DATA FOR PROCESSING |

·····

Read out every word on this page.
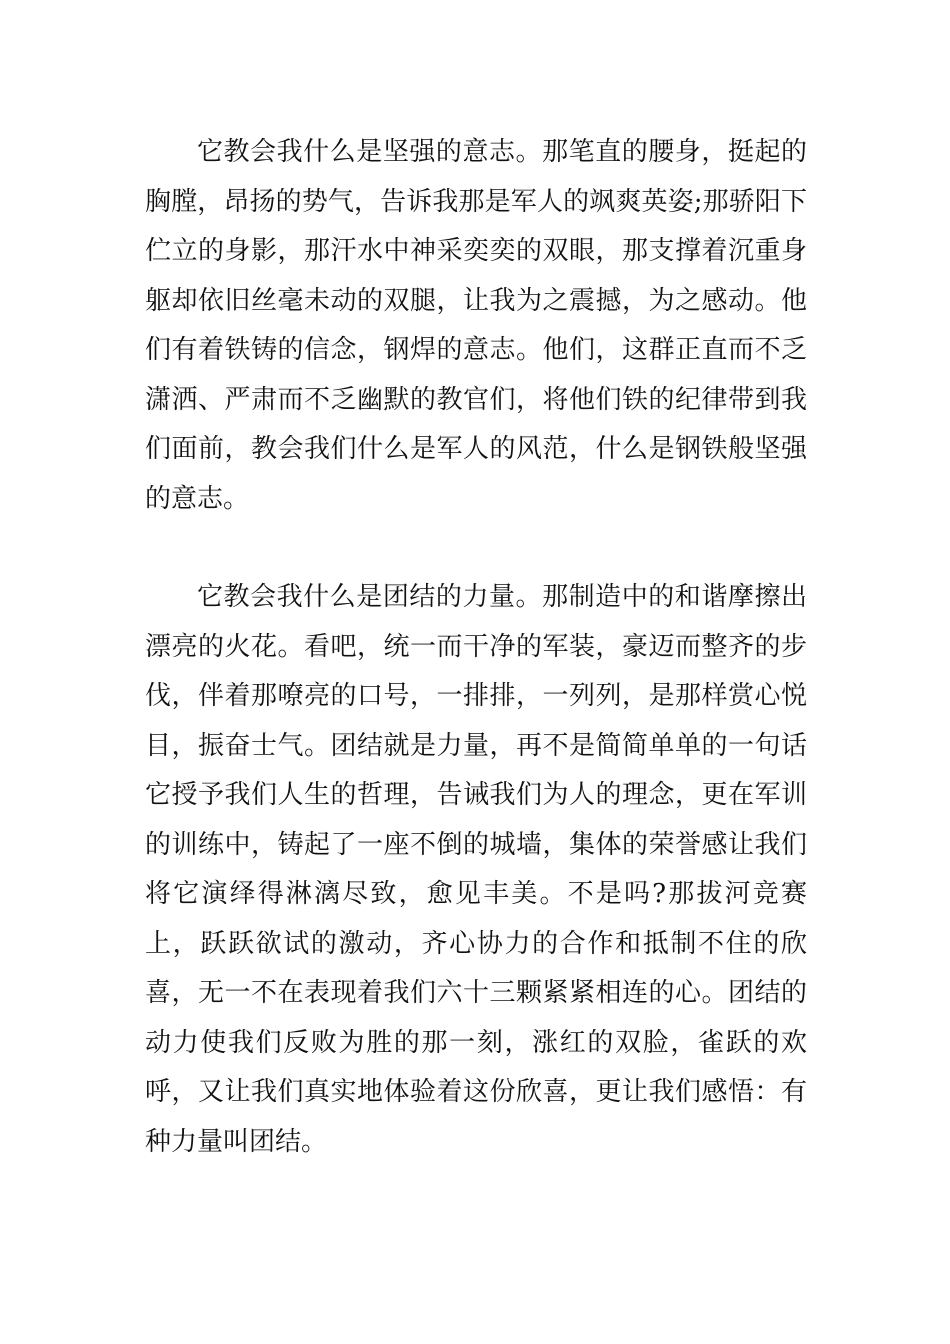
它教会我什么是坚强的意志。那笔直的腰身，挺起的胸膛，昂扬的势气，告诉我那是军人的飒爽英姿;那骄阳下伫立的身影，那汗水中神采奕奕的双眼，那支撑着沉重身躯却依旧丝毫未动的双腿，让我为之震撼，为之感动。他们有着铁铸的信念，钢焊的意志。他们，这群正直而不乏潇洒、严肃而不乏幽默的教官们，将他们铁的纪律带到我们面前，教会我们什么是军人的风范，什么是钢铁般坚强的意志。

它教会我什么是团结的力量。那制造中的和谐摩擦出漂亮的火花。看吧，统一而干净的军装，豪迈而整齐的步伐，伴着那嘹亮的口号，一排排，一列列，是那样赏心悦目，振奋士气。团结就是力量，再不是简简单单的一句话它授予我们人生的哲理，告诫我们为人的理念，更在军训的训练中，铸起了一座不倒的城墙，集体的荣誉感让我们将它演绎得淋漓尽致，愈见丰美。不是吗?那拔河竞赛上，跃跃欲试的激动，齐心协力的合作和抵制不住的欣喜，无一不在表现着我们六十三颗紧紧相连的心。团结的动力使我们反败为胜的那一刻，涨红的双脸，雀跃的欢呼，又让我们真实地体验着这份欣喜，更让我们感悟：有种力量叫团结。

·····

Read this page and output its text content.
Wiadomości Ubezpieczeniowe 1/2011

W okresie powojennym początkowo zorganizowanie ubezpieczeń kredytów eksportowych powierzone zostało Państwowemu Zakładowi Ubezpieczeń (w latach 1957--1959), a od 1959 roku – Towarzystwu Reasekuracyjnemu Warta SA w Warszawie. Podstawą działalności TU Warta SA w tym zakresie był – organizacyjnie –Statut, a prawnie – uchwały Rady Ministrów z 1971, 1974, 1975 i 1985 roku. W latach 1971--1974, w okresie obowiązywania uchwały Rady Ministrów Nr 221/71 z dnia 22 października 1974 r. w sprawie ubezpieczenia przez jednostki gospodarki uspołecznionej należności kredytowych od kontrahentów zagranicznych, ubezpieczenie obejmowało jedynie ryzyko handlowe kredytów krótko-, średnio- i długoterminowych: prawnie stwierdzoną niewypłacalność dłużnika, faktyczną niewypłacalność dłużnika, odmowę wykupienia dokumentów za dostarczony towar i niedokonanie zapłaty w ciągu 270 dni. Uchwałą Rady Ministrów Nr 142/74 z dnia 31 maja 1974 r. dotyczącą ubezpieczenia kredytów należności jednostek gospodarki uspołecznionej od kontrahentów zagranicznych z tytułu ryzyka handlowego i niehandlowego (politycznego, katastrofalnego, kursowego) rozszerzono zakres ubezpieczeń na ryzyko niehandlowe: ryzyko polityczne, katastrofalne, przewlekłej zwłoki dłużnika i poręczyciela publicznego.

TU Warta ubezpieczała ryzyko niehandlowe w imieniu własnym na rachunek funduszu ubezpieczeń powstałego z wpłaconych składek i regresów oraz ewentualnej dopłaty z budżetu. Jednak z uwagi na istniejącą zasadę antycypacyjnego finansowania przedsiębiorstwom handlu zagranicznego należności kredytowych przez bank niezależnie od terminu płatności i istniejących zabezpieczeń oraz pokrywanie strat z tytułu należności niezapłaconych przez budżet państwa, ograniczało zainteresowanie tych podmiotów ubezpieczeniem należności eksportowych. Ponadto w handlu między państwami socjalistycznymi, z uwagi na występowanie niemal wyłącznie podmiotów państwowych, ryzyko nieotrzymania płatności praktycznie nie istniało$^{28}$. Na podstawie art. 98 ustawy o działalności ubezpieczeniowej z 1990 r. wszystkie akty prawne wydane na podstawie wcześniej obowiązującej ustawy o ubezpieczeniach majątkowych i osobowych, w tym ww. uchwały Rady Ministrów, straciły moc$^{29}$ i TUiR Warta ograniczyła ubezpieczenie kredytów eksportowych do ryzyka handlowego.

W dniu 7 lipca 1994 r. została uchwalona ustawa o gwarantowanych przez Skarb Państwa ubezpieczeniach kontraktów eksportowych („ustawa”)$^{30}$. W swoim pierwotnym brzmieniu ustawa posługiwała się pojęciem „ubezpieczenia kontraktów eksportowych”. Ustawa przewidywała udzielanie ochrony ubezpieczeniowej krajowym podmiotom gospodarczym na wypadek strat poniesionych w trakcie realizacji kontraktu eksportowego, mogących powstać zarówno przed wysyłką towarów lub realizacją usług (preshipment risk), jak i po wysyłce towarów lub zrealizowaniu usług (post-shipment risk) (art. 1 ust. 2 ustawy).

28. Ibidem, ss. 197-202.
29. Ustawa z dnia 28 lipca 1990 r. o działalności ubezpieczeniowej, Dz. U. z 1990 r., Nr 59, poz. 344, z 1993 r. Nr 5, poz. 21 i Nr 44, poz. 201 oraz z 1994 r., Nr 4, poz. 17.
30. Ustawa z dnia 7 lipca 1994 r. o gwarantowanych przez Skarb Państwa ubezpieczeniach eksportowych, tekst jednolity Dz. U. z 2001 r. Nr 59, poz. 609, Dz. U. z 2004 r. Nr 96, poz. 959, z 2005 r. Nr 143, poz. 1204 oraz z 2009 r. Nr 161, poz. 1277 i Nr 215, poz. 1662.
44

·····

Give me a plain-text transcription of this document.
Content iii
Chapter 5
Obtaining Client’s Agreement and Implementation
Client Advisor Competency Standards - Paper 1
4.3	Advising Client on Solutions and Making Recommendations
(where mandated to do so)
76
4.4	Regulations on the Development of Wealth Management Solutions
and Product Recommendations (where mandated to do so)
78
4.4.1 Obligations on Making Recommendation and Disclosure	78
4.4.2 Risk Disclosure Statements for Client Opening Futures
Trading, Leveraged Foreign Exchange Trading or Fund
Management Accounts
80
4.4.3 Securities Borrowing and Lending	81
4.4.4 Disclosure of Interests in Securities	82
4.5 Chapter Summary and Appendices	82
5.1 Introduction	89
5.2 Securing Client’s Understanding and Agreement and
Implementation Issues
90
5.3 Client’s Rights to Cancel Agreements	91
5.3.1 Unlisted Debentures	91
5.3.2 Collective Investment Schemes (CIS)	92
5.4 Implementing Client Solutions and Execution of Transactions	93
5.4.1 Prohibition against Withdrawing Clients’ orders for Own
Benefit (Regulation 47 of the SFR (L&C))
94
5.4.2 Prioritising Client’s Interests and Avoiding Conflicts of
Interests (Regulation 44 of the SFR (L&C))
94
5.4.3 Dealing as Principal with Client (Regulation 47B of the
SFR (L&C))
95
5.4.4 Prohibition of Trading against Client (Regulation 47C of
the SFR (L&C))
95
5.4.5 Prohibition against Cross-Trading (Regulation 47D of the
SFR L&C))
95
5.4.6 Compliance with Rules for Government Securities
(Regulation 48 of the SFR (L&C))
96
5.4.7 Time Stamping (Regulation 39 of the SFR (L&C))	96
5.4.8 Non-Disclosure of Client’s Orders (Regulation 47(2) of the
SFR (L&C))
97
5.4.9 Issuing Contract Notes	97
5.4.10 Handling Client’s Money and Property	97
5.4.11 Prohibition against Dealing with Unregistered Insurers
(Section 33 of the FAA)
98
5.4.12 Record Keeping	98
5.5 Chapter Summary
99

·····

OBJECTIVE | Every line of the records that includes the word "Implementation" should be gathered.

SOLUTION FOR THIS TASK |
Obtaining Client’s Agreement and Implementation
Implementation Issues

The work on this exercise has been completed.